[Collected data]
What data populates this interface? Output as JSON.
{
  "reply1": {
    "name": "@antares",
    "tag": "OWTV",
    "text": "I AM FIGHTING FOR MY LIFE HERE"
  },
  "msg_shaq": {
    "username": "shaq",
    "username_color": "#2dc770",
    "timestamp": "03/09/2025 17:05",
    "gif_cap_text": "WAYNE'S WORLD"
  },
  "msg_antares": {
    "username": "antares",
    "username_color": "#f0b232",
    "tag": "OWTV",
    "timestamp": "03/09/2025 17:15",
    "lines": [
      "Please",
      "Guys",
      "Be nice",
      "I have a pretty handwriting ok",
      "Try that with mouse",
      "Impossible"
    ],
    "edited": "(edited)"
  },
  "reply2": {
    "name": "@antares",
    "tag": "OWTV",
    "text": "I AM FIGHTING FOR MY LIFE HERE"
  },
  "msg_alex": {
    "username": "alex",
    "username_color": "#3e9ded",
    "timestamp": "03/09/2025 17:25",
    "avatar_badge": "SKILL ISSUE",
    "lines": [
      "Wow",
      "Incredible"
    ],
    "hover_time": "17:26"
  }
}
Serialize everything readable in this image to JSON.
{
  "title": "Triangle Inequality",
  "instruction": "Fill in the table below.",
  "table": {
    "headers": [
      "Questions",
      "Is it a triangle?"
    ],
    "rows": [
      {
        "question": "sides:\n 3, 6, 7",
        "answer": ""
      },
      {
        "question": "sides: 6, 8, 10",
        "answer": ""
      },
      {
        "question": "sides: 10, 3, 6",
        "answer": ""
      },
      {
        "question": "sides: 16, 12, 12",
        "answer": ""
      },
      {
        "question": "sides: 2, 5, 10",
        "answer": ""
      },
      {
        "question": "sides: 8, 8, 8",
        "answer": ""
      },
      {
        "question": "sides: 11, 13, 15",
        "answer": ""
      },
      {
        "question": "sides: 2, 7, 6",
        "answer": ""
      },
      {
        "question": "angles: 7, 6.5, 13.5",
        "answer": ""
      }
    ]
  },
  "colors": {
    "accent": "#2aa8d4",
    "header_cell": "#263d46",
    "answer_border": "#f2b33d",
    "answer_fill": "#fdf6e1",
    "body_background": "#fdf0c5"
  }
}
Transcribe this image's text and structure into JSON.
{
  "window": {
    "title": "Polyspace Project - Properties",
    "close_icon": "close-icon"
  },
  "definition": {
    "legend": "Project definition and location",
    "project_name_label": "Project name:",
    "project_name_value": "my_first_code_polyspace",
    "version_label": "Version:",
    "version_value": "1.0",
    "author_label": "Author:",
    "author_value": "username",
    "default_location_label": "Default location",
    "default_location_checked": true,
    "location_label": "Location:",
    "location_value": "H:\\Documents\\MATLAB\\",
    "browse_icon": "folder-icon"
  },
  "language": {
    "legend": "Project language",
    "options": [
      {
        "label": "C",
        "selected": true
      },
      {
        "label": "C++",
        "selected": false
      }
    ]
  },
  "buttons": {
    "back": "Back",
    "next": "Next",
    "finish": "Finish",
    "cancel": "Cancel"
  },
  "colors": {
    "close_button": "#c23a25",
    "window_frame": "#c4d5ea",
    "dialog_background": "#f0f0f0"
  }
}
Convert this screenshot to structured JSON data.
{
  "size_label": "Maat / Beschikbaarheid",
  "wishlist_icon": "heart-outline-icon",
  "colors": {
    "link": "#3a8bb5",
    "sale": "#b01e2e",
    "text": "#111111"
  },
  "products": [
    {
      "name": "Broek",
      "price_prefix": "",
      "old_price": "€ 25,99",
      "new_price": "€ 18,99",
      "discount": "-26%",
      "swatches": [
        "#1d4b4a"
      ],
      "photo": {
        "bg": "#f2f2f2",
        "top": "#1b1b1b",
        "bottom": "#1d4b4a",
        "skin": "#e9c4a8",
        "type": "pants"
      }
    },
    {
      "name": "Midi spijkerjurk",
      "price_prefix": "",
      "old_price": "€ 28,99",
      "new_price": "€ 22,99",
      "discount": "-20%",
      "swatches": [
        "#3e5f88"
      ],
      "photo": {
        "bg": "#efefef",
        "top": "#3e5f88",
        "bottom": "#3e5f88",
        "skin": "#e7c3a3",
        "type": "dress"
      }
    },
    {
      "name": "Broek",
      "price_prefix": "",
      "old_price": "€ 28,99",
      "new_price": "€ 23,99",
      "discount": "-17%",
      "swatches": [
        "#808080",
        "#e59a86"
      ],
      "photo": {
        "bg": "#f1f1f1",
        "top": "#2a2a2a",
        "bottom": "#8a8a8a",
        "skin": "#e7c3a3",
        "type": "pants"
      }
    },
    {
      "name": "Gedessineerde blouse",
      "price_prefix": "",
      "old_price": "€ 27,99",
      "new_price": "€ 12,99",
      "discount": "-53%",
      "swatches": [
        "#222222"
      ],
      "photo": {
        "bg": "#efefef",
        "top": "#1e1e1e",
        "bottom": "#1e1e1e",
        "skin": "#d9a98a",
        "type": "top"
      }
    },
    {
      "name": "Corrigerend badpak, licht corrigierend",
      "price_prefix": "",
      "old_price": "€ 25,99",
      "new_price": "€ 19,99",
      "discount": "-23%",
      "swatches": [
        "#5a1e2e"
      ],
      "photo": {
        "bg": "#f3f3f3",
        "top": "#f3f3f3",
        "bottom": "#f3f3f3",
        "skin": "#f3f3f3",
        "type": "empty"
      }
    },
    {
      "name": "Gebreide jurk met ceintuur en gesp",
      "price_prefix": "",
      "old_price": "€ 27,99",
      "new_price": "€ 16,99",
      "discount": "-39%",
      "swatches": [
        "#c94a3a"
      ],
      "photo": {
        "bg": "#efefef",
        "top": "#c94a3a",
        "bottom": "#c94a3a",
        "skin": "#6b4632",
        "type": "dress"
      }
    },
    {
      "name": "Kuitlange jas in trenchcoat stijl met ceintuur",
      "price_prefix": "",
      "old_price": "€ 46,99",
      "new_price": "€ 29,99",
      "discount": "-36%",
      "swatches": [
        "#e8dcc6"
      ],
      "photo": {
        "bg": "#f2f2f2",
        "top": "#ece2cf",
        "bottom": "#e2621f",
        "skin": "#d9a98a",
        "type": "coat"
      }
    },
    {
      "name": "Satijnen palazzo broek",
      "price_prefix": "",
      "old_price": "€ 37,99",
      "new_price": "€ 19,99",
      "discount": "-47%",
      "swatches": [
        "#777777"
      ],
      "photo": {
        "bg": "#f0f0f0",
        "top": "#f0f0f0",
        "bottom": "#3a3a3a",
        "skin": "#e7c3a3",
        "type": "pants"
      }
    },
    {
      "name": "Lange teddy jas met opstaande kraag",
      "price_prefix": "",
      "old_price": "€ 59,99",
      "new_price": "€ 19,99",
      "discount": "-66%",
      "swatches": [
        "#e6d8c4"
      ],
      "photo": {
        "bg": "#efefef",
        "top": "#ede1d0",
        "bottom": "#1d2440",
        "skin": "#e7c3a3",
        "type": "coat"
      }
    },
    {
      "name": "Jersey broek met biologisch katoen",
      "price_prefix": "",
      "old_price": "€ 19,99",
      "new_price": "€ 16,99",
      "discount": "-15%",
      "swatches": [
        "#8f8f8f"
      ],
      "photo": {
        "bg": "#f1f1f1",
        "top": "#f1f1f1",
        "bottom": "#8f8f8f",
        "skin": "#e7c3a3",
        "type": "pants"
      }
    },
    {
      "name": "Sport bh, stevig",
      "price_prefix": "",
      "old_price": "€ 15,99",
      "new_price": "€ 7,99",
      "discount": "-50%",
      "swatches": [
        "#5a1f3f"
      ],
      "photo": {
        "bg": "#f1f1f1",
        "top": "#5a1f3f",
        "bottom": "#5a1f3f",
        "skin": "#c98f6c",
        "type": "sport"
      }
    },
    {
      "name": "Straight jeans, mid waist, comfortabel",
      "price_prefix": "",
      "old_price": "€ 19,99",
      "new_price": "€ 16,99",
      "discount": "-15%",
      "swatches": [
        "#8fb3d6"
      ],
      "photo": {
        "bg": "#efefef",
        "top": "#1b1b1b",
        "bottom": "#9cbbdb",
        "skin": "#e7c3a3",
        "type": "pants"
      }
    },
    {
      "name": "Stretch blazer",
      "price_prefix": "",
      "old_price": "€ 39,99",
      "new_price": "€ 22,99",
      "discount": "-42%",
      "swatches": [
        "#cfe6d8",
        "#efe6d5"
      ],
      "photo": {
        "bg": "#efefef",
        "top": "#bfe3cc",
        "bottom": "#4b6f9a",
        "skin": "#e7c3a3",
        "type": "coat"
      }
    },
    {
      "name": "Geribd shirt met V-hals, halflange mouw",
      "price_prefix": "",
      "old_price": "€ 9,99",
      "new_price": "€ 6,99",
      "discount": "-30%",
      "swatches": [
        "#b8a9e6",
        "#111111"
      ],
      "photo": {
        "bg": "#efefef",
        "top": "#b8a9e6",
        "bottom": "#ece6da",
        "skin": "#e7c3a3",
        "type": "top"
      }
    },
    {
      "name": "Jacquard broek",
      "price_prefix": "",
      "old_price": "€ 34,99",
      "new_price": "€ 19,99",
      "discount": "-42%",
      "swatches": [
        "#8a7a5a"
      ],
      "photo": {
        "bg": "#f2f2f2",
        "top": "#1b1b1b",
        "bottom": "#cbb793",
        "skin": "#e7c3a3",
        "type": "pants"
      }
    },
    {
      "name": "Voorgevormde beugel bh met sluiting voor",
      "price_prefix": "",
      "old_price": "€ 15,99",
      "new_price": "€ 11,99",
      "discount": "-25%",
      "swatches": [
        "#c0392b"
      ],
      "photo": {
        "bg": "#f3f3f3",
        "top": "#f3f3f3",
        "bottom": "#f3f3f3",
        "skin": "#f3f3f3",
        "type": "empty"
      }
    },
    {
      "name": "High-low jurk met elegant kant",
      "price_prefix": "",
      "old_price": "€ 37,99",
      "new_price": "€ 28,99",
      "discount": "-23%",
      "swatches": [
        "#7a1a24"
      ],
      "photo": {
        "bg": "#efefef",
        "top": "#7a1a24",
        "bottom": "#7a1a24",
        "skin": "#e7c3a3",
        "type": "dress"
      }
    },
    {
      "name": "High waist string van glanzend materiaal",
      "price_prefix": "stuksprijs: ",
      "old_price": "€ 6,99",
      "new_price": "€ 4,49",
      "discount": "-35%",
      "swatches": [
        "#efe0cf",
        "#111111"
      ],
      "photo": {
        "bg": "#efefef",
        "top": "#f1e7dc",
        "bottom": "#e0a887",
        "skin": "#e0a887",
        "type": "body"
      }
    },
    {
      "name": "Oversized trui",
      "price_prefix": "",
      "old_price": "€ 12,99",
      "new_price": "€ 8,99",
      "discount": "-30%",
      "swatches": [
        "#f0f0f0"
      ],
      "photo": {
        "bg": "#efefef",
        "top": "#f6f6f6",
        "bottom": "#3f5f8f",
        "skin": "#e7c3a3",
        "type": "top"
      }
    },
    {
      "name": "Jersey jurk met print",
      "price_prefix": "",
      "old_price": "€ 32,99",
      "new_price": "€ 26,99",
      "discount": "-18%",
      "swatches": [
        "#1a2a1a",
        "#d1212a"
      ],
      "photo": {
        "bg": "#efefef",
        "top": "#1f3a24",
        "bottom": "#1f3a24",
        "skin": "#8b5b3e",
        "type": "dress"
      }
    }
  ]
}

◆ **EXERCISE INSTRUCTIONS**
Where a line in the material above holds "image", copy that line.

◆ **TASK OUTPUT**
Serialize everything readable in this image to JSON.
Transcribe this image's text and structure into JSON.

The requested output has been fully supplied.